### Document segment
───

Watersheds in Marin County
A watershed is all of the land that drains to a particular stream, river, or bay. All land, from the wildest preserve to the most densely developed urban neighborhood, is part of a watershed. Learn more about your watershed using the Creeks and Watersheds Interactive Map.
Healthy watersheds work hard and provide food and fiber, clean water, and habitat for native plants and animals. They move sediment from the mountains to the beaches and bays, sorting it along the way to create diverse landscapes and habitats. They cycle nutrients and convert them into forms that living organisms can use. They purify and store water, and then
meter its release into streams to reduce flooding and damaging erosion in the winter and to sustain flows and cool temperatures during the dry season. They even affect air quality by absorbing pollutants and greenhouse gases.
Well-functioning watersheds are more resilient to natural and human-induced disturbances than highly-impacted watersheds.
Plants and Wildlife in Marin's Watersheds range from red-tailed hawks and mountain lions on the slopes of Mount Tam to oysters and harbor seals in the bays and on the coast. A diversity of wildlife inhabits Marin County. Discover more about Plants and Wildlife in Marin's Watersheds that depend on healthy watersheds to survive.

───

### Supplied material
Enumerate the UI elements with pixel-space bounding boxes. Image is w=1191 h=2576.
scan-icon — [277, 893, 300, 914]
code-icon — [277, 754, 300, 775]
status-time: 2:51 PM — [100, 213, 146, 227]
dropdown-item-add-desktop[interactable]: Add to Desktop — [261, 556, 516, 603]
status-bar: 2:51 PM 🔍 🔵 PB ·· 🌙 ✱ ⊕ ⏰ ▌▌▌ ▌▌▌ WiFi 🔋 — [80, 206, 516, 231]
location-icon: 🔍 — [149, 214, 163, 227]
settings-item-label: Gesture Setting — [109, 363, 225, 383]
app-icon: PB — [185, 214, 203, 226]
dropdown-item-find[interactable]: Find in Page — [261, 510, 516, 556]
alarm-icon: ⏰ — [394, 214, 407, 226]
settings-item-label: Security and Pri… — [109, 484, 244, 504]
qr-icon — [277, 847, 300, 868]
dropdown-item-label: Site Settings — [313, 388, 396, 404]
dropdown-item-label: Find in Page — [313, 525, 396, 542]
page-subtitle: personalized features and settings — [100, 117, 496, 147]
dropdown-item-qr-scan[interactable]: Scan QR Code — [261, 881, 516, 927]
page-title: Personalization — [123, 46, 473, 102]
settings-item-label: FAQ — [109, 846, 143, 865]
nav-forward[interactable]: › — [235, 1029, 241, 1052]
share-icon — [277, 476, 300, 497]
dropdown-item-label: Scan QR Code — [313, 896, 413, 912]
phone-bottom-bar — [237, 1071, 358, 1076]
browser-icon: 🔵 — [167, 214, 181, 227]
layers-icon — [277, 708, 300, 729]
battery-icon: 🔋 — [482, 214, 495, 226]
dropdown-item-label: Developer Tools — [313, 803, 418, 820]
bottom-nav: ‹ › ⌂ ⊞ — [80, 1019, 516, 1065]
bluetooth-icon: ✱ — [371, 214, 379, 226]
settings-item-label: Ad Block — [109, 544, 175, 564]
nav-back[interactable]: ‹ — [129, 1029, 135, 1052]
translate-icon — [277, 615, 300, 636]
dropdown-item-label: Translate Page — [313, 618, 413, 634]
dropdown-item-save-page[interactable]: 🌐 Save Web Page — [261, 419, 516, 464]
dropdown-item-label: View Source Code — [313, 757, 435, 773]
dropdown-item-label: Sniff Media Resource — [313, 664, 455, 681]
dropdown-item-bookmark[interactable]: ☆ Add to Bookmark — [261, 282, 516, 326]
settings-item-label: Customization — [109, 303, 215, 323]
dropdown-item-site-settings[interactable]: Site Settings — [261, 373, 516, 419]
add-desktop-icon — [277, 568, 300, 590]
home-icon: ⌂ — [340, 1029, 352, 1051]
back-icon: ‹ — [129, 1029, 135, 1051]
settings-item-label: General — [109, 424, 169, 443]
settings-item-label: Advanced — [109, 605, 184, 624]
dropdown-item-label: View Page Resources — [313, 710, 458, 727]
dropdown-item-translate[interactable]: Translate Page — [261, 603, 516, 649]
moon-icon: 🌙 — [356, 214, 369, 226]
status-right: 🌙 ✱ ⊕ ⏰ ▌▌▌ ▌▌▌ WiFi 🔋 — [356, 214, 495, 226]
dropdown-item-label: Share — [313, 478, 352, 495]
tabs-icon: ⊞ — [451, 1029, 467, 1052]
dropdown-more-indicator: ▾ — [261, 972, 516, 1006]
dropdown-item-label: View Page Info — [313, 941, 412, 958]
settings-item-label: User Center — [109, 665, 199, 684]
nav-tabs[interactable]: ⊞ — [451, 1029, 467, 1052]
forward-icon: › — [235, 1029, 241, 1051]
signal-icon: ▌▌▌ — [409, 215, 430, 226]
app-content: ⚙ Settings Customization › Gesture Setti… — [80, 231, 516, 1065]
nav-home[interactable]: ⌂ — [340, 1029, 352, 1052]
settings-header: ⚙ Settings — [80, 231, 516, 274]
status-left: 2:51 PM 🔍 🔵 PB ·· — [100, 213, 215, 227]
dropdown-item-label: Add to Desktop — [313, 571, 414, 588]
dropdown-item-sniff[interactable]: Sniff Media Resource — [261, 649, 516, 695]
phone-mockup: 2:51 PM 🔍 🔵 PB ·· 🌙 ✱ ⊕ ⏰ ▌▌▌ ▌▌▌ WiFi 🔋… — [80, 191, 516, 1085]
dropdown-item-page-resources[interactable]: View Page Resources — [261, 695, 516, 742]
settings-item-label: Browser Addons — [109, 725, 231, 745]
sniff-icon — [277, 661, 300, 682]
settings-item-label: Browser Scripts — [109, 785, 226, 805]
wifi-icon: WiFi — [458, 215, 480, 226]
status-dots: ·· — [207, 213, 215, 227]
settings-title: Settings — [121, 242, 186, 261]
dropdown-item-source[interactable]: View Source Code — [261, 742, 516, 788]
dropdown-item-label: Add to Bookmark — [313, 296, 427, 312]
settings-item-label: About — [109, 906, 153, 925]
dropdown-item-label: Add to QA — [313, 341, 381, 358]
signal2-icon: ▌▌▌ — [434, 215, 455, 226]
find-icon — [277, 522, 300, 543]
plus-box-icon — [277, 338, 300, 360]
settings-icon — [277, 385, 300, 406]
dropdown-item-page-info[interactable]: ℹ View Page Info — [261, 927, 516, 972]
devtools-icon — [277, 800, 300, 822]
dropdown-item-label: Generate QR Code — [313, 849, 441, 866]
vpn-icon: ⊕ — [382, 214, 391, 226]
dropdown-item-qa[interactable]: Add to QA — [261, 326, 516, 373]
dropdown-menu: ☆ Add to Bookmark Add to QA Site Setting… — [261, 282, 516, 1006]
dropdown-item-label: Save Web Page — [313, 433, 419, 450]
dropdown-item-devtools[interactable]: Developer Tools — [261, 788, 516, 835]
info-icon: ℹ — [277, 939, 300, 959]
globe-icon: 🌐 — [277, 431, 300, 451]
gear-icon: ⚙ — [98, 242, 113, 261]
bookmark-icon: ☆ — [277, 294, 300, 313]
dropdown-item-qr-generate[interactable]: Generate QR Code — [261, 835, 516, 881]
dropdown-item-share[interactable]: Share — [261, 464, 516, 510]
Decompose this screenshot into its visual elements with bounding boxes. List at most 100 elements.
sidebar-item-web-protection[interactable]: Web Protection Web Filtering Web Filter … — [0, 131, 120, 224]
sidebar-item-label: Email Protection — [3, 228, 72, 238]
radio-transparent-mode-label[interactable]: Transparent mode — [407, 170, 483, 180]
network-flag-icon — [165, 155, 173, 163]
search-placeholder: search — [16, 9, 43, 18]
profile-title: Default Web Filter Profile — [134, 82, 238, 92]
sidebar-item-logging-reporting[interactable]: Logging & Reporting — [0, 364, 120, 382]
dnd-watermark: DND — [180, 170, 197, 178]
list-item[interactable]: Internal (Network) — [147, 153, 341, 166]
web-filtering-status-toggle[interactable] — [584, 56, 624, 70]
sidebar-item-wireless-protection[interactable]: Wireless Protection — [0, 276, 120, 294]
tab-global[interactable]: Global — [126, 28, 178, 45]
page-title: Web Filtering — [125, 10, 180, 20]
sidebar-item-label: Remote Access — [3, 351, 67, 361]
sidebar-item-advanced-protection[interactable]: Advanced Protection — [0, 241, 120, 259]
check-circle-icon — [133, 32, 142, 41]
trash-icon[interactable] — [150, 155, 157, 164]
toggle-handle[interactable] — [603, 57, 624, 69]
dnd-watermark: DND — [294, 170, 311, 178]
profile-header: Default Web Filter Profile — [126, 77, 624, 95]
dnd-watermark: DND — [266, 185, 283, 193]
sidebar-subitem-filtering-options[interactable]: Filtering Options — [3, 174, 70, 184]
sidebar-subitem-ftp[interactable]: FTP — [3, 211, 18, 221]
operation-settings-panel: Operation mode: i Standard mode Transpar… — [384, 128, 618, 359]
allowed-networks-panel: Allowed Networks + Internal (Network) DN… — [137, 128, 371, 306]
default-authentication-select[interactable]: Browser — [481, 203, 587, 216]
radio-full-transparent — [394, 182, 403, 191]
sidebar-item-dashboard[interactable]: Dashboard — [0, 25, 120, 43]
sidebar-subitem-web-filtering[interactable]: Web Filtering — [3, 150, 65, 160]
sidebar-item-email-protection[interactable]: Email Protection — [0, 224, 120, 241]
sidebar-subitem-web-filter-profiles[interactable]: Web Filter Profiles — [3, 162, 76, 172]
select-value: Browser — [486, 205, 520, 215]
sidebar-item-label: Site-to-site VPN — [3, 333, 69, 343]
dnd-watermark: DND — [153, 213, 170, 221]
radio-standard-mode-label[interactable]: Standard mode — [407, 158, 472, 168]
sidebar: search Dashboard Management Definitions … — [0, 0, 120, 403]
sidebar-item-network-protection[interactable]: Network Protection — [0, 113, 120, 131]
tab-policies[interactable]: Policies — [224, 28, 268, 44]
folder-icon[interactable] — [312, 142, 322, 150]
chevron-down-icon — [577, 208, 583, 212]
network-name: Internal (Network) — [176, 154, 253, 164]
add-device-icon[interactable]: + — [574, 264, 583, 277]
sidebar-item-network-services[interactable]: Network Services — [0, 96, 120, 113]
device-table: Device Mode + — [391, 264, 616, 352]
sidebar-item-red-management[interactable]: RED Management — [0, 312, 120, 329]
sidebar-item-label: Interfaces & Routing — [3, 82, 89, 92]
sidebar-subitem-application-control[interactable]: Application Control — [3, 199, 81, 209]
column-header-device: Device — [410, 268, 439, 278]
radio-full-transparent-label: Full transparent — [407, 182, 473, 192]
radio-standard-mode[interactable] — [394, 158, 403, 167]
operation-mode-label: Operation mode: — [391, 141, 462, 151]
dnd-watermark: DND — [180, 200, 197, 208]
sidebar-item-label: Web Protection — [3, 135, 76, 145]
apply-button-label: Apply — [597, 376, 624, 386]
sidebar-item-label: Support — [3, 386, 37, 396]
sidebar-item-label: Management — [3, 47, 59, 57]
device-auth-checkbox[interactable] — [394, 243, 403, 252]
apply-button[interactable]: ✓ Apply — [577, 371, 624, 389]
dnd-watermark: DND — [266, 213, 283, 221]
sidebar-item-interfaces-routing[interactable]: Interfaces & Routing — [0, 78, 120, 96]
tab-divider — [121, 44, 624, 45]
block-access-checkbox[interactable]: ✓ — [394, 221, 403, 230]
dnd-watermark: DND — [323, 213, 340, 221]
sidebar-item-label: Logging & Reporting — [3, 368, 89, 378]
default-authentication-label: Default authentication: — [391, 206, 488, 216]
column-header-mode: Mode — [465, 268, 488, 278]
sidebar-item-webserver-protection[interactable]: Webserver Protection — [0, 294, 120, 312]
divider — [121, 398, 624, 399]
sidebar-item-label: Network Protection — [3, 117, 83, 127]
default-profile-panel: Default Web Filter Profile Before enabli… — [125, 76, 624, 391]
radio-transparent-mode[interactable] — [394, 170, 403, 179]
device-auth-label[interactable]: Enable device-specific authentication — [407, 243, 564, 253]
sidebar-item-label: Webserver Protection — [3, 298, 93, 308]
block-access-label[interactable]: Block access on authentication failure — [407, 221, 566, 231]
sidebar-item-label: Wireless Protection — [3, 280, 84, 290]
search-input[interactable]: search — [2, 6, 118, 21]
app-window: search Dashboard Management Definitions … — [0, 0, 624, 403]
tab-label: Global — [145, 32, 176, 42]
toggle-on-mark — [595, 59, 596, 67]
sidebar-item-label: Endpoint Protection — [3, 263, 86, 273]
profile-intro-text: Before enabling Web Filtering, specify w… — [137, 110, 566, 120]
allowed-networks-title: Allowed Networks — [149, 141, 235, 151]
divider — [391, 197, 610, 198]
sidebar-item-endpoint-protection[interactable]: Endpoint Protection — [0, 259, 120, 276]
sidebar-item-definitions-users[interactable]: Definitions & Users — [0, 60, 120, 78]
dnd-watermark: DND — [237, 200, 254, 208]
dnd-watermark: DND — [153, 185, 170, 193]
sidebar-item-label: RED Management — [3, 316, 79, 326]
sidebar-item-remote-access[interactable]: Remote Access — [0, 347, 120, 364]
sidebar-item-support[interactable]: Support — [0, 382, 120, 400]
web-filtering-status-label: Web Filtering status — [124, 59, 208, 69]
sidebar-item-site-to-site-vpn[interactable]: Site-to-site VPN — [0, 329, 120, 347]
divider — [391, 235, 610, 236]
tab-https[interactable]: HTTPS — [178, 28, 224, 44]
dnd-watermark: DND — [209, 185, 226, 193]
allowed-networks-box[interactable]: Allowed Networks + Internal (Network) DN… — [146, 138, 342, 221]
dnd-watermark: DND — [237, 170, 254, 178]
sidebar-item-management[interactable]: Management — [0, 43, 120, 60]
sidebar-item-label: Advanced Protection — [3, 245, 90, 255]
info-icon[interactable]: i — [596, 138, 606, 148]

───

### What this task involves
Sum up the text about watersheds in Marin County in two sentences. Work only from the text about watersheds in Marin County, not from the listing.

### Exercise solution
A watershed is all the land that drains to a particular stream, river, or bay, and every piece of land, from wild preserves to dense urban neighborhoods, belongs to one. Healthy watersheds provide food, fiber, clean water, and habitat for native plants and animals; they also move sediment, cycle nutrients, purify and store water, and hold up better against disturbances than highly-impacted watersheds.